### Task statement
Repeat the material exactly, every line of it.

Data excerpts
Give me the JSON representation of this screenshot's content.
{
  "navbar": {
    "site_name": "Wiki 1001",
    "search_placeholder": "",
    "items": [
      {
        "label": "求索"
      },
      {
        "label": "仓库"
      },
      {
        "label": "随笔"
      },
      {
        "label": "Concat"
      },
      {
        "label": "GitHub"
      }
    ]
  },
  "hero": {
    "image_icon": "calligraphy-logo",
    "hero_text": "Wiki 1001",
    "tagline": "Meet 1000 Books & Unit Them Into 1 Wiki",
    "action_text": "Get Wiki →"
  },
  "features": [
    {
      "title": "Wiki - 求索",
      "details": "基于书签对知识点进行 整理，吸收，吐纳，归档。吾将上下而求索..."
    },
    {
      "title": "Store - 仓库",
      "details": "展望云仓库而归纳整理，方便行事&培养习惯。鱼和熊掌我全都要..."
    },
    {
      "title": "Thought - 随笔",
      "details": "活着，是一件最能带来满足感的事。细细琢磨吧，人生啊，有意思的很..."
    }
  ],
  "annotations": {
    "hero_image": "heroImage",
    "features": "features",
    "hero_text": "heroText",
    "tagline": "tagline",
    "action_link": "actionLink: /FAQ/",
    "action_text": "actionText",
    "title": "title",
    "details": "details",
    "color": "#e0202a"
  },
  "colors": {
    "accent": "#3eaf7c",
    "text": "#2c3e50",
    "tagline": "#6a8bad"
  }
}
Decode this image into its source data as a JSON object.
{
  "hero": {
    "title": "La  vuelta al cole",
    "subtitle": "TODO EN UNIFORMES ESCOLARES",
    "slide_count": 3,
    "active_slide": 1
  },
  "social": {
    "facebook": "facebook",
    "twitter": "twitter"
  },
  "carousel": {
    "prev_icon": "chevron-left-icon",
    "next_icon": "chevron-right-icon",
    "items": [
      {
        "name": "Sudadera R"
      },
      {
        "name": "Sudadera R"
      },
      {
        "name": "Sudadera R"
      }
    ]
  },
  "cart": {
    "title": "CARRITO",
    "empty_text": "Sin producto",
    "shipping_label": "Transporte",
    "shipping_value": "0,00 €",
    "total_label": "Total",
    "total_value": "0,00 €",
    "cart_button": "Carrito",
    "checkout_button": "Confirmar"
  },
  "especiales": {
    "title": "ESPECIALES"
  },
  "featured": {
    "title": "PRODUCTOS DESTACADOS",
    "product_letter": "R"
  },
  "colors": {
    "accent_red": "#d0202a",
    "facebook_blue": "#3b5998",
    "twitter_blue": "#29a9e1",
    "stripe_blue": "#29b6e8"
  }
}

### Complete response
Give me the JSON representation of this screenshot's content.
{
  "navbar": {
    "site_name": "Wiki 1001",
    "search_placeholder": "",
    "items": [
      {
        "label": "求索"
      },
      {
        "label": "仓库"
      },
      {
        "label": "随笔"
      },
      {
        "label": "Concat"
      },
      {
        "label": "GitHub"
      }
    ]
  },
  "hero": {
    "image_icon": "calligraphy-logo",
    "hero_text": "Wiki 1001",
    "tagline": "Meet 1000 Books & Unit Them Into 1 Wiki",
    "action_text": "Get Wiki →"
  },
  "features": [
    {
      "title": "Wiki - 求索",
      "details": "基于书签对知识点进行 整理，吸收，吐纳，归档。吾将上下而求索..."
    },
    {
      "title": "Store - 仓库",
      "details": "展望云仓库而归纳整理，方便行事&培养习惯。鱼和熊掌我全都要..."
    },
    {
      "title": "Thought - 随笔",
      "details": "活着，是一件最能带来满足感的事。细细琢磨吧，人生啊，有意思的很..."
    }
  ],
  "annotations": {
    "hero_image": "heroImage",
    "features": "features",
    "hero_text": "heroText",
    "tagline": "tagline",
    "action_link": "actionLink: /FAQ/",
    "action_text": "actionText",
    "title": "title",
    "details": "details",
    "color": "#e0202a"
  },
  "colors": {
    "accent": "#3eaf7c",
    "text": "#2c3e50",
    "tagline": "#6a8bad"
  }
}
Decode this image into its source data as a JSON object.
{
  "hero": {
    "title": "La  vuelta al cole",
    "subtitle": "TODO EN UNIFORMES ESCOLARES",
    "slide_count": 3,
    "active_slide": 1
  },
  "social": {
    "facebook": "facebook",
    "twitter": "twitter"
  },
  "carousel": {
    "prev_icon": "chevron-left-icon",
    "next_icon": "chevron-right-icon",
    "items": [
      {
        "name": "Sudadera R"
      },
      {
        "name": "Sudadera R"
      },
      {
        "name": "Sudadera R"
      }
    ]
  },
  "cart": {
    "title": "CARRITO",
    "empty_text": "Sin producto",
    "shipping_label": "Transporte",
    "shipping_value": "0,00 €",
    "total_label": "Total",
    "total_value": "0,00 €",
    "cart_button": "Carrito",
    "checkout_button": "Confirmar"
  },
  "especiales": {
    "title": "ESPECIALES"
  },
  "featured": {
    "title": "PRODUCTOS DESTACADOS",
    "product_letter": "R"
  },
  "colors": {
    "accent_red": "#d0202a",
    "facebook_blue": "#3b5998",
    "twitter_blue": "#29a9e1",
    "stripe_blue": "#29b6e8"
  }
}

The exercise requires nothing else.